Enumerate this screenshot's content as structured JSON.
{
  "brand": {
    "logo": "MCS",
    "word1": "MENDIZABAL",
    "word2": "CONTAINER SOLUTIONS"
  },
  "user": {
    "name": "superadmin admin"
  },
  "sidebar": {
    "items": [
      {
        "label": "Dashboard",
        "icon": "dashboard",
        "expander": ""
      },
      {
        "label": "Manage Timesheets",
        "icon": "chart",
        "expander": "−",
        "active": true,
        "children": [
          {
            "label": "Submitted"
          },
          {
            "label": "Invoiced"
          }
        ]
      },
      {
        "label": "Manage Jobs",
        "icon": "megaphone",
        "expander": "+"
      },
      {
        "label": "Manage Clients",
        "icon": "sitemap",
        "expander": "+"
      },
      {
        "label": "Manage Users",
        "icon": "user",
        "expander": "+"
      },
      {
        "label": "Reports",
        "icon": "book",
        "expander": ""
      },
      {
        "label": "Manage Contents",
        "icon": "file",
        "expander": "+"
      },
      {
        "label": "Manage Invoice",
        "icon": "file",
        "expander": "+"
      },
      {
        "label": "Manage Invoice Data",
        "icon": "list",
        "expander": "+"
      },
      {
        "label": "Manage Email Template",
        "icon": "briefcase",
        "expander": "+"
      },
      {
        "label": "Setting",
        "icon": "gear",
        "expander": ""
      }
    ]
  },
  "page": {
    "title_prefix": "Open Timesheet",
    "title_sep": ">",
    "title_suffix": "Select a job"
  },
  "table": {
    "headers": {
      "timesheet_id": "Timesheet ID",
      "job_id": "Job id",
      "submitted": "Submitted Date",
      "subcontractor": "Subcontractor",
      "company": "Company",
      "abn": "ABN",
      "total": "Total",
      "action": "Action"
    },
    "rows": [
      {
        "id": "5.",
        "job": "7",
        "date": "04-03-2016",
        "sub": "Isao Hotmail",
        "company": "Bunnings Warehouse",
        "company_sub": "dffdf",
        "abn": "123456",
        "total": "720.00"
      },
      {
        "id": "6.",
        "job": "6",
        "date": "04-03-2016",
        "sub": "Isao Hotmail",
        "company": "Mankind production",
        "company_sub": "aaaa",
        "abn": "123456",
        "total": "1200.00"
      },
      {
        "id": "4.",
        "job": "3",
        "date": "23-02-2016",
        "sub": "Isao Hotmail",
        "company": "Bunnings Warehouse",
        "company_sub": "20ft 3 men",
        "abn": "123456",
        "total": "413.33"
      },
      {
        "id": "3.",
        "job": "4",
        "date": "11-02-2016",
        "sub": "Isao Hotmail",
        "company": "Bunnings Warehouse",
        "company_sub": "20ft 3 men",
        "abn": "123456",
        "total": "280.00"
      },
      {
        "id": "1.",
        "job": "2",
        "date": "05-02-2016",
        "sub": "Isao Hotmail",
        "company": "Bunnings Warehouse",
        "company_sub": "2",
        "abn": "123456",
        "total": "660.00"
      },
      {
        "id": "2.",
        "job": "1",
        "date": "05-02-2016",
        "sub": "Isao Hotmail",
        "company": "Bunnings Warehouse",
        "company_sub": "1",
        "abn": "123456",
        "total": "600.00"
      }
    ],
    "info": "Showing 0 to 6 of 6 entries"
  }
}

++++++++++

* [EXERCISE OBJECTIVE] Keep only the lines that hold the string "icon", and copy them out.

* [EXPECTED ANSWER]
        "icon": "dashboard",
        "icon": "chart",
        "icon": "megaphone",
        "icon": "sitemap",
        "icon": "user",
        "icon": "book",
        "icon": "file",
        "icon": "file",
        "icon": "list",
        "icon": "briefcase",
        "icon": "gear",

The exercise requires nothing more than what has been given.